Please retype the material below line for line, changing nothing.

* Dataset entries *
########

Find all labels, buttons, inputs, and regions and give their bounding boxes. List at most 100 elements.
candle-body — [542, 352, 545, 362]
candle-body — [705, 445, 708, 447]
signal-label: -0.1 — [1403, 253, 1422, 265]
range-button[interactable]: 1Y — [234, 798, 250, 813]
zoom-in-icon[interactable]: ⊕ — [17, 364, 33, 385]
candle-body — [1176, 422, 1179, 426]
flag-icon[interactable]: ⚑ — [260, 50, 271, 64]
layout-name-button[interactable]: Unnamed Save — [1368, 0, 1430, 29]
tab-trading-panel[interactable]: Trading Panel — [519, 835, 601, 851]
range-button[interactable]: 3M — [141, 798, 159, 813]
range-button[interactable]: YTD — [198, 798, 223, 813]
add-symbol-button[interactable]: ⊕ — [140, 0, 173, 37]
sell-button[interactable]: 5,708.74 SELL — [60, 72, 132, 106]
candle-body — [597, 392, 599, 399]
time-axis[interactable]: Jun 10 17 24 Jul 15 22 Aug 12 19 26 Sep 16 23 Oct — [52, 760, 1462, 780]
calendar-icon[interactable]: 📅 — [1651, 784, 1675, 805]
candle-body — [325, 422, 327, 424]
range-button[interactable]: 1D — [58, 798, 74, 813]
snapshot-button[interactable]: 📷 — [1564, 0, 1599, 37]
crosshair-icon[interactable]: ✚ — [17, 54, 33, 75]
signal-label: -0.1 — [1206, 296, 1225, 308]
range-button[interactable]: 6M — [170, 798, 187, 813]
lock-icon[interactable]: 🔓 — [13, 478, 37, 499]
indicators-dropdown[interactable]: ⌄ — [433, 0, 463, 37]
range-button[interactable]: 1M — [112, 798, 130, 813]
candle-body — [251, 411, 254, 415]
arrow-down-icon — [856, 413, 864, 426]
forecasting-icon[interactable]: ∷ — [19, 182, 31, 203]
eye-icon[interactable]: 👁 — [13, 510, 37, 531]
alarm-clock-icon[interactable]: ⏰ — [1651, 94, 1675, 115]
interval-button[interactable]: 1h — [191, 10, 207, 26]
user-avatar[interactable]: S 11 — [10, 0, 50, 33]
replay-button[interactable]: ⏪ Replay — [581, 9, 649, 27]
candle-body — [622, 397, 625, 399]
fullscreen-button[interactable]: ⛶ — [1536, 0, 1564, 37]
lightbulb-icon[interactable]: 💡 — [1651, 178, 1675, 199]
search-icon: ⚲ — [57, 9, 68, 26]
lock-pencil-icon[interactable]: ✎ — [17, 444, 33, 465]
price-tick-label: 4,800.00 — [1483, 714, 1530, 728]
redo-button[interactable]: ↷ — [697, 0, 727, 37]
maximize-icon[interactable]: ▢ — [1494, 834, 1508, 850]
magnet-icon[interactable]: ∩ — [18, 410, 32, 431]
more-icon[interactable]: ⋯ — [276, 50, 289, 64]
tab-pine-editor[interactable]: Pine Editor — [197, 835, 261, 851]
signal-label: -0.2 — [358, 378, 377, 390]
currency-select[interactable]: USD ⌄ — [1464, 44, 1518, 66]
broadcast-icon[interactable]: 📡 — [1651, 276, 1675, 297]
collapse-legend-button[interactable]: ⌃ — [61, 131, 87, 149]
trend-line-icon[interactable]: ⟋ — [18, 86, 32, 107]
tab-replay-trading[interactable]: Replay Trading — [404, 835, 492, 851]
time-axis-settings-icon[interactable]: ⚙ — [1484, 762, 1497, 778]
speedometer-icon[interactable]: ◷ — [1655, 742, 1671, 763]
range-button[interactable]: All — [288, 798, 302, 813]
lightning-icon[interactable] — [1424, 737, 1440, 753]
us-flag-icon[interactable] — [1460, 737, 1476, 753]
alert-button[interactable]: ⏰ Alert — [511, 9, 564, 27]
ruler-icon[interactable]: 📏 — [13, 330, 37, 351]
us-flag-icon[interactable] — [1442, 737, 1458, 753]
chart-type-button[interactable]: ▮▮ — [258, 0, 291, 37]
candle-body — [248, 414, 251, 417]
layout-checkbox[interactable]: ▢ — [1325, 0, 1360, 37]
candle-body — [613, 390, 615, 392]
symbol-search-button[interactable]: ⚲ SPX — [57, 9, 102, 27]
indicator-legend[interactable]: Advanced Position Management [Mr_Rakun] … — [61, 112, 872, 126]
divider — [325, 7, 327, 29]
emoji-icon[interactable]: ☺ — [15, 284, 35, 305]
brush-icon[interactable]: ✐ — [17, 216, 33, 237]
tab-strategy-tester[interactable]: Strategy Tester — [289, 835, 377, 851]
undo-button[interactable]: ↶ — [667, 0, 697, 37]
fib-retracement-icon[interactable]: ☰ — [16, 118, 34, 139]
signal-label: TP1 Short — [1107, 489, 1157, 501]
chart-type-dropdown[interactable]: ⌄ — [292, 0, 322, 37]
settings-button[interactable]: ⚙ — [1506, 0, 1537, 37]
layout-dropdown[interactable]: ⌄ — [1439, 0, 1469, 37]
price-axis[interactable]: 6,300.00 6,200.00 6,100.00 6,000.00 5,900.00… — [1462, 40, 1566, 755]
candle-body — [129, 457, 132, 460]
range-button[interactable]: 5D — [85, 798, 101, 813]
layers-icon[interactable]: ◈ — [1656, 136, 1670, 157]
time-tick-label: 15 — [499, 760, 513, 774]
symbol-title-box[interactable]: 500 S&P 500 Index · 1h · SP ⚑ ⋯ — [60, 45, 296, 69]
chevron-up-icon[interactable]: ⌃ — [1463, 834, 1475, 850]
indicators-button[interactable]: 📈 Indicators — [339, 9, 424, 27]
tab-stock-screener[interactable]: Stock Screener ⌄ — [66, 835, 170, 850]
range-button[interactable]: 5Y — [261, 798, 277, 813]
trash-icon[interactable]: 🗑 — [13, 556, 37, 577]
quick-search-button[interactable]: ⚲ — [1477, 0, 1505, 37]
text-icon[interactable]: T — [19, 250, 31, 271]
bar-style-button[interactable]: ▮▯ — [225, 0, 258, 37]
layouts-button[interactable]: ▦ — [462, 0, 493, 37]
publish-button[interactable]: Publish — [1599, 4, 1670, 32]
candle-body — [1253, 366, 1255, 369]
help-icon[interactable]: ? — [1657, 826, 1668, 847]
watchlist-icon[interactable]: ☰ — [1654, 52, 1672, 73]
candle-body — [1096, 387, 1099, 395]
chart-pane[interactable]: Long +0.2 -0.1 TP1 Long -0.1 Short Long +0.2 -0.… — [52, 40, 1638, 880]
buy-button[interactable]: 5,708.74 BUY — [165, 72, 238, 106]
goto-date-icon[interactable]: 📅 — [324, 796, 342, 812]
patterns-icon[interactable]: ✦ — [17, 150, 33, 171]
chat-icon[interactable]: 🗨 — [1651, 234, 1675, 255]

########

* Task response *
Find all labels, buttons, inputs, and regions and give their bounding boxes. List at most 100 elements.
candle-body — [542, 352, 545, 362]
candle-body — [705, 445, 708, 447]
signal-label: -0.1 — [1403, 253, 1422, 265]
range-button[interactable]: 1Y — [234, 798, 250, 813]
zoom-in-icon[interactable]: ⊕ — [17, 364, 33, 385]
candle-body — [1176, 422, 1179, 426]
flag-icon[interactable]: ⚑ — [260, 50, 271, 64]
layout-name-button[interactable]: Unnamed Save — [1368, 0, 1430, 29]
tab-trading-panel[interactable]: Trading Panel — [519, 835, 601, 851]
range-button[interactable]: 3M — [141, 798, 159, 813]
range-button[interactable]: YTD — [198, 798, 223, 813]
add-symbol-button[interactable]: ⊕ — [140, 0, 173, 37]
sell-button[interactable]: 5,708.74 SELL — [60, 72, 132, 106]
candle-body — [597, 392, 599, 399]
time-axis[interactable]: Jun 10 17 24 Jul 15 22 Aug 12 19 26 Sep 16 23 Oct — [52, 760, 1462, 780]
calendar-icon[interactable]: 📅 — [1651, 784, 1675, 805]
candle-body — [325, 422, 327, 424]
range-button[interactable]: 1D — [58, 798, 74, 813]
snapshot-button[interactable]: 📷 — [1564, 0, 1599, 37]
crosshair-icon[interactable]: ✚ — [17, 54, 33, 75]
signal-label: -0.1 — [1206, 296, 1225, 308]
range-button[interactable]: 6M — [170, 798, 187, 813]
lock-icon[interactable]: 🔓 — [13, 478, 37, 499]
indicators-dropdown[interactable]: ⌄ — [433, 0, 463, 37]
range-button[interactable]: 1M — [112, 798, 130, 813]
candle-body — [251, 411, 254, 415]
arrow-down-icon — [856, 413, 864, 426]
forecasting-icon[interactable]: ∷ — [19, 182, 31, 203]
eye-icon[interactable]: 👁 — [13, 510, 37, 531]
alarm-clock-icon[interactable]: ⏰ — [1651, 94, 1675, 115]
interval-button[interactable]: 1h — [191, 10, 207, 26]
user-avatar[interactable]: S 11 — [10, 0, 50, 33]
replay-button[interactable]: ⏪ Replay — [581, 9, 649, 27]
candle-body — [622, 397, 625, 399]
fullscreen-button[interactable]: ⛶ — [1536, 0, 1564, 37]
lightbulb-icon[interactable]: 💡 — [1651, 178, 1675, 199]
search-icon: ⚲ — [57, 9, 68, 26]
lock-pencil-icon[interactable]: ✎ — [17, 444, 33, 465]
price-tick-label: 4,800.00 — [1483, 714, 1530, 728]
redo-button[interactable]: ↷ — [697, 0, 727, 37]
maximize-icon[interactable]: ▢ — [1494, 834, 1508, 850]
magnet-icon[interactable]: ∩ — [18, 410, 32, 431]
more-icon[interactable]: ⋯ — [276, 50, 289, 64]
tab-pine-editor[interactable]: Pine Editor — [197, 835, 261, 851]
signal-label: -0.2 — [358, 378, 377, 390]
currency-select[interactable]: USD ⌄ — [1464, 44, 1518, 66]
broadcast-icon[interactable]: 📡 — [1651, 276, 1675, 297]
collapse-legend-button[interactable]: ⌃ — [61, 131, 87, 149]
trend-line-icon[interactable]: ⟋ — [18, 86, 32, 107]
tab-replay-trading[interactable]: Replay Trading — [404, 835, 492, 851]
time-axis-settings-icon[interactable]: ⚙ — [1484, 762, 1497, 778]
speedometer-icon[interactable]: ◷ — [1655, 742, 1671, 763]
range-button[interactable]: All — [288, 798, 302, 813]
lightning-icon[interactable] — [1424, 737, 1440, 753]
us-flag-icon[interactable] — [1460, 737, 1476, 753]
alert-button[interactable]: ⏰ Alert — [511, 9, 564, 27]
ruler-icon[interactable]: 📏 — [13, 330, 37, 351]
us-flag-icon[interactable] — [1442, 737, 1458, 753]
chart-type-button[interactable]: ▮▮ — [258, 0, 291, 37]
candle-body — [248, 414, 251, 417]
layout-checkbox[interactable]: ▢ — [1325, 0, 1360, 37]
candle-body — [613, 390, 615, 392]
symbol-search-button[interactable]: ⚲ SPX — [57, 9, 102, 27]
indicator-legend[interactable]: Advanced Position Management [Mr_Rakun] … — [61, 112, 872, 126]
divider — [325, 7, 327, 29]
emoji-icon[interactable]: ☺ — [15, 284, 35, 305]
brush-icon[interactable]: ✐ — [17, 216, 33, 237]
tab-strategy-tester[interactable]: Strategy Tester — [289, 835, 377, 851]
undo-button[interactable]: ↶ — [667, 0, 697, 37]
fib-retracement-icon[interactable]: ☰ — [16, 118, 34, 139]
signal-label: TP1 Short — [1107, 489, 1157, 501]
chart-type-dropdown[interactable]: ⌄ — [292, 0, 322, 37]
settings-button[interactable]: ⚙ — [1506, 0, 1537, 37]
layout-dropdown[interactable]: ⌄ — [1439, 0, 1469, 37]
price-axis[interactable]: 6,300.00 6,200.00 6,100.00 6,000.00 5,900.00… — [1462, 40, 1566, 755]
candle-body — [129, 457, 132, 460]
range-button[interactable]: 5D — [85, 798, 101, 813]
layers-icon[interactable]: ◈ — [1656, 136, 1670, 157]
time-tick-label: 15 — [499, 760, 513, 774]
symbol-title-box[interactable]: 500 S&P 500 Index · 1h · SP ⚑ ⋯ — [60, 45, 296, 69]
chevron-up-icon[interactable]: ⌃ — [1463, 834, 1475, 850]
indicators-button[interactable]: 📈 Indicators — [339, 9, 424, 27]
tab-stock-screener[interactable]: Stock Screener ⌄ — [66, 835, 170, 850]
range-button[interactable]: 5Y — [261, 798, 277, 813]
trash-icon[interactable]: 🗑 — [13, 556, 37, 577]
quick-search-button[interactable]: ⚲ — [1477, 0, 1505, 37]
text-icon[interactable]: T — [19, 250, 31, 271]
bar-style-button[interactable]: ▮▯ — [225, 0, 258, 37]
layouts-button[interactable]: ▦ — [462, 0, 493, 37]
publish-button[interactable]: Publish — [1599, 4, 1670, 32]
candle-body — [1253, 366, 1255, 369]
help-icon[interactable]: ? — [1657, 826, 1668, 847]
watchlist-icon[interactable]: ☰ — [1654, 52, 1672, 73]
candle-body — [1096, 387, 1099, 395]
chart-pane[interactable]: Long +0.2 -0.1 TP1 Long -0.1 Short Long +0.2 -0.… — [52, 40, 1638, 880]
buy-button[interactable]: 5,708.74 BUY — [165, 72, 238, 106]
goto-date-icon[interactable]: 📅 — [324, 796, 342, 812]
patterns-icon[interactable]: ✦ — [17, 150, 33, 171]
chat-icon[interactable]: 🗨 — [1651, 234, 1675, 255]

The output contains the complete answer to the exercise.